[Items from an interface collection]
---

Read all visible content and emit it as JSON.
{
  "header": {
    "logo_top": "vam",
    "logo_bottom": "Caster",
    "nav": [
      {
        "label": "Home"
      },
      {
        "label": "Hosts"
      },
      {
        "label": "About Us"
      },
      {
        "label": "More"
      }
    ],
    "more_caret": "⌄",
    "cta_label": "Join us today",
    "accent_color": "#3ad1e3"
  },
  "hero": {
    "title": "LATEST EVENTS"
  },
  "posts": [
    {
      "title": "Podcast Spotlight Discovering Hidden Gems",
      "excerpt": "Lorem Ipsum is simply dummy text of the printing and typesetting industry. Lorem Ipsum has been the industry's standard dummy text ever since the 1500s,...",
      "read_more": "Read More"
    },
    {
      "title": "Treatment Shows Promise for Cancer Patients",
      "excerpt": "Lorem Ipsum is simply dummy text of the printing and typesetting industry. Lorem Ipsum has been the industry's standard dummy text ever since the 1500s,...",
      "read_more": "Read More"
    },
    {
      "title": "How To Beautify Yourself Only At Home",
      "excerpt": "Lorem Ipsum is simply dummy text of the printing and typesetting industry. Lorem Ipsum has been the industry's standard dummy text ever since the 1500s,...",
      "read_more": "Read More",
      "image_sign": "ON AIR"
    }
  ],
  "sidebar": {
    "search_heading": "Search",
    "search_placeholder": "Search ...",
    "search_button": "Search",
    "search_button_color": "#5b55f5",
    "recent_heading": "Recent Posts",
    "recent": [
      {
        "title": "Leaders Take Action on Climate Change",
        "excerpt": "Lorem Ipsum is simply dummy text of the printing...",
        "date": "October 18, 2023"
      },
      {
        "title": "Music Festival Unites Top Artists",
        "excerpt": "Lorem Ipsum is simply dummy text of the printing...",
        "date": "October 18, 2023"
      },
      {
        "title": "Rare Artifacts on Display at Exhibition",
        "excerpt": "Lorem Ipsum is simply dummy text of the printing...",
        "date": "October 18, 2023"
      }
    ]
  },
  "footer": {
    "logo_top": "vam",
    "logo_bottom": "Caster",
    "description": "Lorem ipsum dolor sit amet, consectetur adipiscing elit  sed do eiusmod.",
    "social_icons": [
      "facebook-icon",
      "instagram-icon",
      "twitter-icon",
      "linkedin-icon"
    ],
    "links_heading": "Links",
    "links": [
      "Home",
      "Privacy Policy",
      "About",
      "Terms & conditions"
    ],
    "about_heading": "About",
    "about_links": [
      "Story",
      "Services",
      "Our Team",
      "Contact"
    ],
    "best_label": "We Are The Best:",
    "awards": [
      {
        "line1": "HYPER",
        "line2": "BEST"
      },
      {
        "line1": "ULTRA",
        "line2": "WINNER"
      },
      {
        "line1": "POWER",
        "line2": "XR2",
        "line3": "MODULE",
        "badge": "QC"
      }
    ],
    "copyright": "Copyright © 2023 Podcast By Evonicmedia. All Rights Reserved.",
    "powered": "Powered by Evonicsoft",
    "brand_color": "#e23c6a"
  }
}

---

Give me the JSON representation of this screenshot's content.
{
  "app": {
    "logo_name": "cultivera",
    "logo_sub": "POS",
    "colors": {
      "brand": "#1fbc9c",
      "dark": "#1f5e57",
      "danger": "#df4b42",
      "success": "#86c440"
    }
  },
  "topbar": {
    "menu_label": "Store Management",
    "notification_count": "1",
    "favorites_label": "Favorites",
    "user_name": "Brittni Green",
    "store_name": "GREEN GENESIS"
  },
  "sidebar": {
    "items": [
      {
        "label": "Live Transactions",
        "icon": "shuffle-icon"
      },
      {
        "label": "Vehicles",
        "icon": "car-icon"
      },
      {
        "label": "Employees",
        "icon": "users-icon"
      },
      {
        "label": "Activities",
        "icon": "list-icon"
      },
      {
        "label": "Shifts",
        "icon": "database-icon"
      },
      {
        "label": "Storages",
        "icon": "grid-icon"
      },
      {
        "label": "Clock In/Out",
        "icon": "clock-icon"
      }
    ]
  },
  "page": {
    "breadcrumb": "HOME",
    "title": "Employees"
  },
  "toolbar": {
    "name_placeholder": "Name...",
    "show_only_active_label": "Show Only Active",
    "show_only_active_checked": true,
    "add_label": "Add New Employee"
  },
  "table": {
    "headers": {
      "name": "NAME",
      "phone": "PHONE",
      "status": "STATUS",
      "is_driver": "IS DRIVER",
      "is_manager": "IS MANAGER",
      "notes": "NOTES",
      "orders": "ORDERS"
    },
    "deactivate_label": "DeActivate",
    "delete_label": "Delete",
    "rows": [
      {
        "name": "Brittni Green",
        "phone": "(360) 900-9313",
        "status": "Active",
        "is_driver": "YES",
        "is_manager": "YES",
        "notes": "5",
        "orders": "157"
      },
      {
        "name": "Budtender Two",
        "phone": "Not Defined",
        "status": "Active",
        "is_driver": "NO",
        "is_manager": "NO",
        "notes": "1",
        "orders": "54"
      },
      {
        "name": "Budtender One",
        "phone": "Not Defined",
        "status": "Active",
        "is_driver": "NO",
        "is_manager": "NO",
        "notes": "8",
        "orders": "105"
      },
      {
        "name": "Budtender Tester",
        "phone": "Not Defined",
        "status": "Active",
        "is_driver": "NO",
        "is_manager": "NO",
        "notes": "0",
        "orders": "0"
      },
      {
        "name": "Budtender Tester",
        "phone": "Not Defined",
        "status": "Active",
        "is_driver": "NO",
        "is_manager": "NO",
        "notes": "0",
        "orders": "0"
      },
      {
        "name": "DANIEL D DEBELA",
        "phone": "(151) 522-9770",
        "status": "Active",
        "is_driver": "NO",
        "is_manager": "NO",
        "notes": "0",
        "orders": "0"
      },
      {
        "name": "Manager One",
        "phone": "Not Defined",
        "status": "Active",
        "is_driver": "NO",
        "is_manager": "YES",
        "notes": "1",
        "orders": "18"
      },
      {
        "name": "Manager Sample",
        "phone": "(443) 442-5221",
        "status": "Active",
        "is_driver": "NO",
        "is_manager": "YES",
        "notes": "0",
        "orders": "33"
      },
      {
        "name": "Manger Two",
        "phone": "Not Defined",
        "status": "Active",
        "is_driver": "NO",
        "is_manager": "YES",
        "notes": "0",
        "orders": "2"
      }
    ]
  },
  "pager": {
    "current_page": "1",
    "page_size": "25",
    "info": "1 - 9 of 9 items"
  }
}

---

WHAT YOU WILL DO ▸
How many of the lines above include the word "Budtender"? Give that number without comment.

ANSWER TO THIS PROBLEM ▸
4